* [Directive]:
Would you repeat the listing exactly but omit every picture?

* [Data for this exercise]:
---+---

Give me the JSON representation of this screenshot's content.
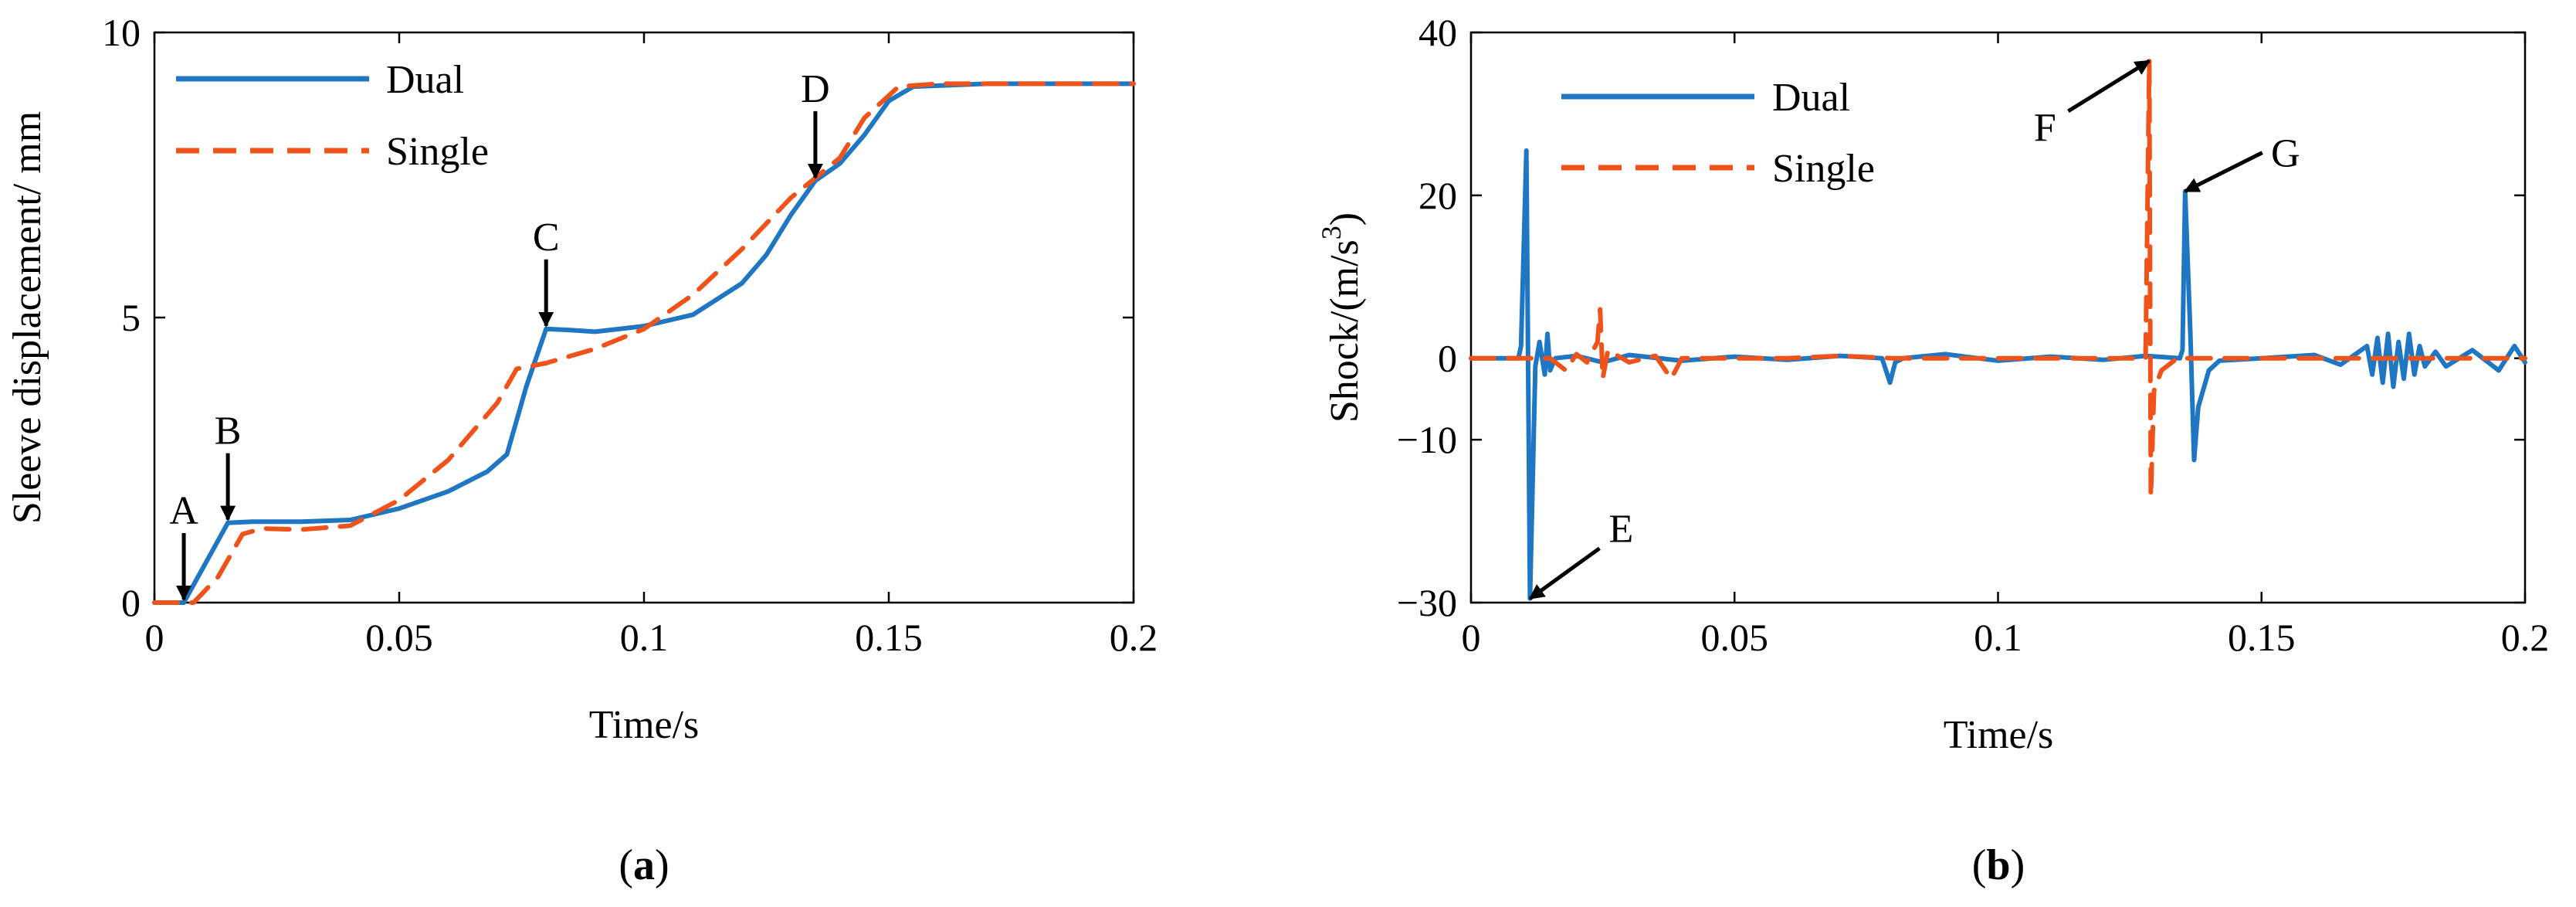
{
  "figure": {
    "colors": {
      "dual": "#1f77c4",
      "single": "#f0531a",
      "axis": "#000000"
    }
  },
  "chart_data": [
    {
      "id": "a",
      "type": "line",
      "caption_letter": "a",
      "xlabel": "Time/s",
      "ylabel": "Sleeve displacement/ mm",
      "xlim": [
        0,
        0.2
      ],
      "ylim": [
        0,
        10
      ],
      "xticks": [
        0,
        0.05,
        0.1,
        0.15,
        0.2
      ],
      "xtick_labels": [
        "0",
        "0.05",
        "0.1",
        "0.15",
        "0.2"
      ],
      "yticks": [
        0,
        5,
        10
      ],
      "ytick_labels": [
        "0",
        "5",
        "10"
      ],
      "legend": [
        "Dual",
        "Single"
      ],
      "series": [
        {
          "name": "Dual",
          "style": "solid",
          "points": [
            [
              0,
              0
            ],
            [
              0.006,
              0
            ],
            [
              0.015,
              1.4
            ],
            [
              0.02,
              1.42
            ],
            [
              0.03,
              1.42
            ],
            [
              0.04,
              1.45
            ],
            [
              0.05,
              1.65
            ],
            [
              0.06,
              1.95
            ],
            [
              0.068,
              2.3
            ],
            [
              0.072,
              2.6
            ],
            [
              0.076,
              3.8
            ],
            [
              0.08,
              4.8
            ],
            [
              0.085,
              4.78
            ],
            [
              0.09,
              4.75
            ],
            [
              0.1,
              4.85
            ],
            [
              0.11,
              5.05
            ],
            [
              0.12,
              5.6
            ],
            [
              0.125,
              6.1
            ],
            [
              0.13,
              6.8
            ],
            [
              0.135,
              7.4
            ],
            [
              0.14,
              7.7
            ],
            [
              0.145,
              8.2
            ],
            [
              0.15,
              8.8
            ],
            [
              0.155,
              9.05
            ],
            [
              0.17,
              9.1
            ],
            [
              0.2,
              9.1
            ]
          ]
        },
        {
          "name": "Single",
          "style": "dashed",
          "points": [
            [
              0,
              0
            ],
            [
              0.008,
              0
            ],
            [
              0.013,
              0.45
            ],
            [
              0.018,
              1.2
            ],
            [
              0.022,
              1.3
            ],
            [
              0.03,
              1.28
            ],
            [
              0.04,
              1.35
            ],
            [
              0.05,
              1.8
            ],
            [
              0.06,
              2.5
            ],
            [
              0.065,
              3.0
            ],
            [
              0.07,
              3.5
            ],
            [
              0.074,
              4.1
            ],
            [
              0.08,
              4.2
            ],
            [
              0.09,
              4.45
            ],
            [
              0.1,
              4.8
            ],
            [
              0.11,
              5.4
            ],
            [
              0.12,
              6.2
            ],
            [
              0.13,
              7.1
            ],
            [
              0.135,
              7.45
            ],
            [
              0.14,
              7.8
            ],
            [
              0.145,
              8.5
            ],
            [
              0.152,
              9.05
            ],
            [
              0.16,
              9.1
            ],
            [
              0.2,
              9.1
            ]
          ]
        }
      ],
      "annotations": [
        {
          "label": "A",
          "x": 0.006,
          "y": 0.0
        },
        {
          "label": "B",
          "x": 0.015,
          "y": 1.4
        },
        {
          "label": "C",
          "x": 0.08,
          "y": 4.8
        },
        {
          "label": "D",
          "x": 0.135,
          "y": 7.4
        }
      ]
    },
    {
      "id": "b",
      "type": "line",
      "caption_letter": "b",
      "xlabel": "Time/s",
      "ylabel_prefix": "Shock/(m/s",
      "ylabel_sup": "3",
      "ylabel_suffix": ")",
      "xlim": [
        0,
        0.2
      ],
      "ylim": [
        -30,
        40
      ],
      "xticks": [
        0,
        0.05,
        0.1,
        0.15,
        0.2
      ],
      "xtick_labels": [
        "0",
        "0.05",
        "0.1",
        "0.15",
        "0.2"
      ],
      "yticks": [
        -30,
        -10,
        0,
        20,
        40
      ],
      "ytick_labels": [
        "−30",
        "−10",
        "0",
        "20",
        "40"
      ],
      "legend": [
        "Dual",
        "Single"
      ],
      "series": [
        {
          "name": "Dual",
          "style": "solid",
          "points": [
            [
              0,
              0
            ],
            [
              0.009,
              0
            ],
            [
              0.0095,
              1.5
            ],
            [
              0.0105,
              25.5
            ],
            [
              0.0112,
              -29.5
            ],
            [
              0.0122,
              -1
            ],
            [
              0.013,
              2
            ],
            [
              0.014,
              -2
            ],
            [
              0.0145,
              3
            ],
            [
              0.015,
              -1.5
            ],
            [
              0.016,
              0
            ],
            [
              0.02,
              0.3
            ],
            [
              0.025,
              -0.5
            ],
            [
              0.03,
              0.4
            ],
            [
              0.04,
              -0.3
            ],
            [
              0.05,
              0.2
            ],
            [
              0.06,
              -0.2
            ],
            [
              0.07,
              0.3
            ],
            [
              0.078,
              0
            ],
            [
              0.0795,
              -3
            ],
            [
              0.0805,
              -0.5
            ],
            [
              0.082,
              0
            ],
            [
              0.09,
              0.5
            ],
            [
              0.1,
              -0.3
            ],
            [
              0.11,
              0.2
            ],
            [
              0.12,
              -0.2
            ],
            [
              0.128,
              0.3
            ],
            [
              0.1345,
              0
            ],
            [
              0.135,
              1
            ],
            [
              0.1355,
              20.5
            ],
            [
              0.1365,
              3
            ],
            [
              0.1372,
              -12.5
            ],
            [
              0.138,
              -6
            ],
            [
              0.14,
              -1.5
            ],
            [
              0.142,
              -0.3
            ],
            [
              0.15,
              0
            ],
            [
              0.16,
              0.4
            ],
            [
              0.165,
              -0.8
            ],
            [
              0.17,
              1.5
            ],
            [
              0.171,
              -2
            ],
            [
              0.172,
              2.5
            ],
            [
              0.173,
              -3
            ],
            [
              0.174,
              3
            ],
            [
              0.175,
              -3.5
            ],
            [
              0.176,
              2
            ],
            [
              0.177,
              -2.5
            ],
            [
              0.178,
              3
            ],
            [
              0.179,
              -2
            ],
            [
              0.18,
              1.5
            ],
            [
              0.181,
              -1
            ],
            [
              0.183,
              0.8
            ],
            [
              0.185,
              -1
            ],
            [
              0.19,
              1
            ],
            [
              0.195,
              -1.5
            ],
            [
              0.198,
              1.5
            ],
            [
              0.2,
              -0.5
            ]
          ]
        },
        {
          "name": "Single",
          "style": "dashed",
          "points": [
            [
              0,
              0
            ],
            [
              0.015,
              0
            ],
            [
              0.018,
              -1.5
            ],
            [
              0.02,
              0.5
            ],
            [
              0.022,
              -0.5
            ],
            [
              0.024,
              2
            ],
            [
              0.0245,
              6
            ],
            [
              0.025,
              -2.5
            ],
            [
              0.026,
              1
            ],
            [
              0.03,
              -0.5
            ],
            [
              0.035,
              0.3
            ],
            [
              0.038,
              -2.5
            ],
            [
              0.04,
              0
            ],
            [
              0.06,
              0
            ],
            [
              0.07,
              0.3
            ],
            [
              0.08,
              0
            ],
            [
              0.1,
              0
            ],
            [
              0.12,
              0
            ],
            [
              0.128,
              0
            ],
            [
              0.1287,
              36.5
            ],
            [
              0.129,
              -17
            ],
            [
              0.1296,
              -4
            ],
            [
              0.131,
              -1.5
            ],
            [
              0.134,
              0
            ],
            [
              0.2,
              0
            ]
          ]
        }
      ],
      "annotations": [
        {
          "label": "E",
          "x": 0.0112,
          "y": -29.5
        },
        {
          "label": "F",
          "x": 0.1287,
          "y": 36.5
        },
        {
          "label": "G",
          "x": 0.1355,
          "y": 20.5
        }
      ]
    }
  ]
}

---+---

* [Full output]:
Give me the JSON representation of this screenshot's content.
{
  "figure": {
    "colors": {
      "dual": "#1f77c4",
      "single": "#f0531a",
      "axis": "#000000"
    }
  },
  "chart_data": [
    {
      "id": "a",
      "type": "line",
      "caption_letter": "a",
      "xlabel": "Time/s",
      "ylabel": "Sleeve displacement/ mm",
      "xlim": [
        0,
        0.2
      ],
      "ylim": [
        0,
        10
      ],
      "xticks": [
        0,
        0.05,
        0.1,
        0.15,
        0.2
      ],
      "xtick_labels": [
        "0",
        "0.05",
        "0.1",
        "0.15",
        "0.2"
      ],
      "yticks": [
        0,
        5,
        10
      ],
      "ytick_labels": [
        "0",
        "5",
        "10"
      ],
      "legend": [
        "Dual",
        "Single"
      ],
      "series": [
        {
          "name": "Dual",
          "style": "solid",
          "points": [
            [
              0,
              0
            ],
            [
              0.006,
              0
            ],
            [
              0.015,
              1.4
            ],
            [
              0.02,
              1.42
            ],
            [
              0.03,
              1.42
            ],
            [
              0.04,
              1.45
            ],
            [
              0.05,
              1.65
            ],
            [
              0.06,
              1.95
            ],
            [
              0.068,
              2.3
            ],
            [
              0.072,
              2.6
            ],
            [
              0.076,
              3.8
            ],
            [
              0.08,
              4.8
            ],
            [
              0.085,
              4.78
            ],
            [
              0.09,
              4.75
            ],
            [
              0.1,
              4.85
            ],
            [
              0.11,
              5.05
            ],
            [
              0.12,
              5.6
            ],
            [
              0.125,
              6.1
            ],
            [
              0.13,
              6.8
            ],
            [
              0.135,
              7.4
            ],
            [
              0.14,
              7.7
            ],
            [
              0.145,
              8.2
            ],
            [
              0.15,
              8.8
            ],
            [
              0.155,
              9.05
            ],
            [
              0.17,
              9.1
            ],
            [
              0.2,
              9.1
            ]
          ]
        },
        {
          "name": "Single",
          "style": "dashed",
          "points": [
            [
              0,
              0
            ],
            [
              0.008,
              0
            ],
            [
              0.013,
              0.45
            ],
            [
              0.018,
              1.2
            ],
            [
              0.022,
              1.3
            ],
            [
              0.03,
              1.28
            ],
            [
              0.04,
              1.35
            ],
            [
              0.05,
              1.8
            ],
            [
              0.06,
              2.5
            ],
            [
              0.065,
              3.0
            ],
            [
              0.07,
              3.5
            ],
            [
              0.074,
              4.1
            ],
            [
              0.08,
              4.2
            ],
            [
              0.09,
              4.45
            ],
            [
              0.1,
              4.8
            ],
            [
              0.11,
              5.4
            ],
            [
              0.12,
              6.2
            ],
            [
              0.13,
              7.1
            ],
            [
              0.135,
              7.45
            ],
            [
              0.14,
              7.8
            ],
            [
              0.145,
              8.5
            ],
            [
              0.152,
              9.05
            ],
            [
              0.16,
              9.1
            ],
            [
              0.2,
              9.1
            ]
          ]
        }
      ],
      "annotations": [
        {
          "label": "A",
          "x": 0.006,
          "y": 0.0
        },
        {
          "label": "B",
          "x": 0.015,
          "y": 1.4
        },
        {
          "label": "C",
          "x": 0.08,
          "y": 4.8
        },
        {
          "label": "D",
          "x": 0.135,
          "y": 7.4
        }
      ]
    },
    {
      "id": "b",
      "type": "line",
      "caption_letter": "b",
      "xlabel": "Time/s",
      "ylabel_prefix": "Shock/(m/s",
      "ylabel_sup": "3",
      "ylabel_suffix": ")",
      "xlim": [
        0,
        0.2
      ],
      "ylim": [
        -30,
        40
      ],
      "xticks": [
        0,
        0.05,
        0.1,
        0.15,
        0.2
      ],
      "xtick_labels": [
        "0",
        "0.05",
        "0.1",
        "0.15",
        "0.2"
      ],
      "yticks": [
        -30,
        -10,
        0,
        20,
        40
      ],
      "ytick_labels": [
        "−30",
        "−10",
        "0",
        "20",
        "40"
      ],
      "legend": [
        "Dual",
        "Single"
      ],
      "series": [
        {
          "name": "Dual",
          "style": "solid",
          "points": [
            [
              0,
              0
            ],
            [
              0.009,
              0
            ],
            [
              0.0095,
              1.5
            ],
            [
              0.0105,
              25.5
            ],
            [
              0.0112,
              -29.5
            ],
            [
              0.0122,
              -1
            ],
            [
              0.013,
              2
            ],
            [
              0.014,
              -2
            ],
            [
              0.0145,
              3
            ],
            [
              0.015,
              -1.5
            ],
            [
              0.016,
              0
            ],
            [
              0.02,
              0.3
            ],
            [
              0.025,
              -0.5
            ],
            [
              0.03,
              0.4
            ],
            [
              0.04,
              -0.3
            ],
            [
              0.05,
              0.2
            ],
            [
              0.06,
              -0.2
            ],
            [
              0.07,
              0.3
            ],
            [
              0.078,
              0
            ],
            [
              0.0795,
              -3
            ],
            [
              0.0805,
              -0.5
            ],
            [
              0.082,
              0
            ],
            [
              0.09,
              0.5
            ],
            [
              0.1,
              -0.3
            ],
            [
              0.11,
              0.2
            ],
            [
              0.12,
              -0.2
            ],
            [
              0.128,
              0.3
            ],
            [
              0.1345,
              0
            ],
            [
              0.135,
              1
            ],
            [
              0.1355,
              20.5
            ],
            [
              0.1365,
              3
            ],
            [
              0.1372,
              -12.5
            ],
            [
              0.138,
              -6
            ],
            [
              0.14,
              -1.5
            ],
            [
              0.142,
              -0.3
            ],
            [
              0.15,
              0
            ],
            [
              0.16,
              0.4
            ],
            [
              0.165,
              -0.8
            ],
            [
              0.17,
              1.5
            ],
            [
              0.171,
              -2
            ],
            [
              0.172,
              2.5
            ],
            [
              0.173,
              -3
            ],
            [
              0.174,
              3
            ],
            [
              0.175,
              -3.5
            ],
            [
              0.176,
              2
            ],
            [
              0.177,
              -2.5
            ],
            [
              0.178,
              3
            ],
            [
              0.179,
              -2
            ],
            [
              0.18,
              1.5
            ],
            [
              0.181,
              -1
            ],
            [
              0.183,
              0.8
            ],
            [
              0.185,
              -1
            ],
            [
              0.19,
              1
            ],
            [
              0.195,
              -1.5
            ],
            [
              0.198,
              1.5
            ],
            [
              0.2,
              -0.5
            ]
          ]
        },
        {
          "name": "Single",
          "style": "dashed",
          "points": [
            [
              0,
              0
            ],
            [
              0.015,
              0
            ],
            [
              0.018,
              -1.5
            ],
            [
              0.02,
              0.5
            ],
            [
              0.022,
              -0.5
            ],
            [
              0.024,
              2
            ],
            [
              0.0245,
              6
            ],
            [
              0.025,
              -2.5
            ],
            [
              0.026,
              1
            ],
            [
              0.03,
              -0.5
            ],
            [
              0.035,
              0.3
            ],
            [
              0.038,
              -2.5
            ],
            [
              0.04,
              0
            ],
            [
              0.06,
              0
            ],
            [
              0.07,
              0.3
            ],
            [
              0.08,
              0
            ],
            [
              0.1,
              0
            ],
            [
              0.12,
              0
            ],
            [
              0.128,
              0
            ],
            [
              0.1287,
              36.5
            ],
            [
              0.129,
              -17
            ],
            [
              0.1296,
              -4
            ],
            [
              0.131,
              -1.5
            ],
            [
              0.134,
              0
            ],
            [
              0.2,
              0
            ]
          ]
        }
      ],
      "annotations": [
        {
          "label": "E",
          "x": 0.0112,
          "y": -29.5
        },
        {
          "label": "F",
          "x": 0.1287,
          "y": 36.5
        },
        {
          "label": "G",
          "x": 0.1355,
          "y": 20.5
        }
      ]
    }
  ]
}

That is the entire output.